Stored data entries
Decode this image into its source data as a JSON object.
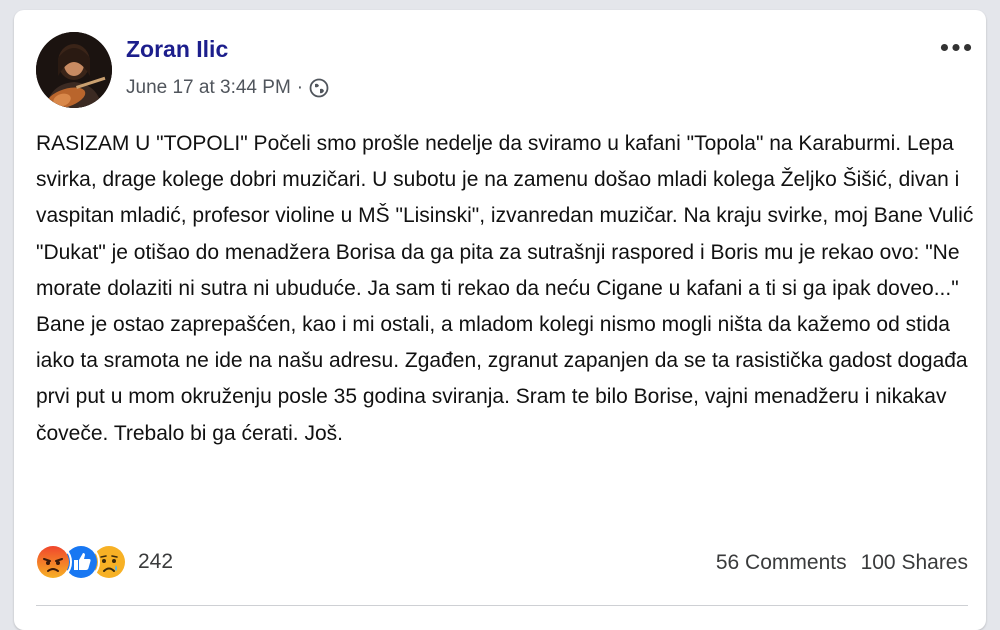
{
  "post": {
    "author": "Zoran Ilic",
    "timestamp": "June 17 at 3:44 PM",
    "separator": "·",
    "privacy_icon": "globe-icon",
    "more_icon": "more-options-icon",
    "body": "RASIZAM U \"TOPOLI\" Počeli smo prošle nedelje da sviramo u kafani \"Topola\" na Karaburmi. Lepa svirka, drage kolege dobri muzičari. U subotu je na zamenu došao mladi kolega Željko Šišić, divan i vaspitan mladić, profesor violine u MŠ \"Lisinski\", izvanredan muzičar. Na kraju svirke, moj Bane Vulić \"Dukat\" je otišao do menadžera Borisa da ga pita za sutrašnji raspored i Boris mu je rekao ovo: \"Ne morate dolaziti ni sutra ni ubuduće. Ja sam ti rekao da neću Cigane u kafani a ti si ga ipak doveo...\" Bane je ostao zaprepašćen, kao i mi ostali, a mladom kolegi nismo mogli ništa da kažemo od stida iako ta sramota ne ide na našu adresu. Zgađen, zgranut zapanjen da se ta rasistička gadost događa prvi put u mom okruženju posle 35 godina sviranja. Sram te bilo Borise, vajni menadžeru i nikakav čoveče. Trebalo bi ga ćerati. Još."
  },
  "reactions": {
    "icons": [
      "angry-reaction-icon",
      "like-reaction-icon",
      "sad-reaction-icon"
    ],
    "count": "242"
  },
  "engagement": {
    "comments": "56 Comments",
    "shares": "100 Shares"
  },
  "colors": {
    "author": "#1c1e8c",
    "like": "#1877f2",
    "angry": "#e9710f",
    "sad": "#f7b125"
  }
}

— Stated goal —
Except for the pictures, print the data above exactly.

— Answer to the task —
Decode this image into its source data as a JSON object.
{
  "post": {
    "author": "Zoran Ilic",
    "timestamp": "June 17 at 3:44 PM",
    "separator": "·",
    "privacy_icon": "globe-icon",
    "more_icon": "more-options-icon",
    "body": "RASIZAM U \"TOPOLI\" Počeli smo prošle nedelje da sviramo u kafani \"Topola\" na Karaburmi. Lepa svirka, drage kolege dobri muzičari. U subotu je na zamenu došao mladi kolega Željko Šišić, divan i vaspitan mladić, profesor violine u MŠ \"Lisinski\", izvanredan muzičar. Na kraju svirke, moj Bane Vulić \"Dukat\" je otišao do menadžera Borisa da ga pita za sutrašnji raspored i Boris mu je rekao ovo: \"Ne morate dolaziti ni sutra ni ubuduće. Ja sam ti rekao da neću Cigane u kafani a ti si ga ipak doveo...\" Bane je ostao zaprepašćen, kao i mi ostali, a mladom kolegi nismo mogli ništa da kažemo od stida iako ta sramota ne ide na našu adresu. Zgađen, zgranut zapanjen da se ta rasistička gadost događa prvi put u mom okruženju posle 35 godina sviranja. Sram te bilo Borise, vajni menadžeru i nikakav čoveče. Trebalo bi ga ćerati. Još."
  },
  "reactions": {
    "icons": [
      "angry-reaction-icon",
      "like-reaction-icon",
      "sad-reaction-icon"
    ],
    "count": "242"
  },
  "engagement": {
    "comments": "56 Comments",
    "shares": "100 Shares"
  },
  "colors": {
    "author": "#1c1e8c",
    "like": "#1877f2",
    "angry": "#e9710f",
    "sad": "#f7b125"
  }
}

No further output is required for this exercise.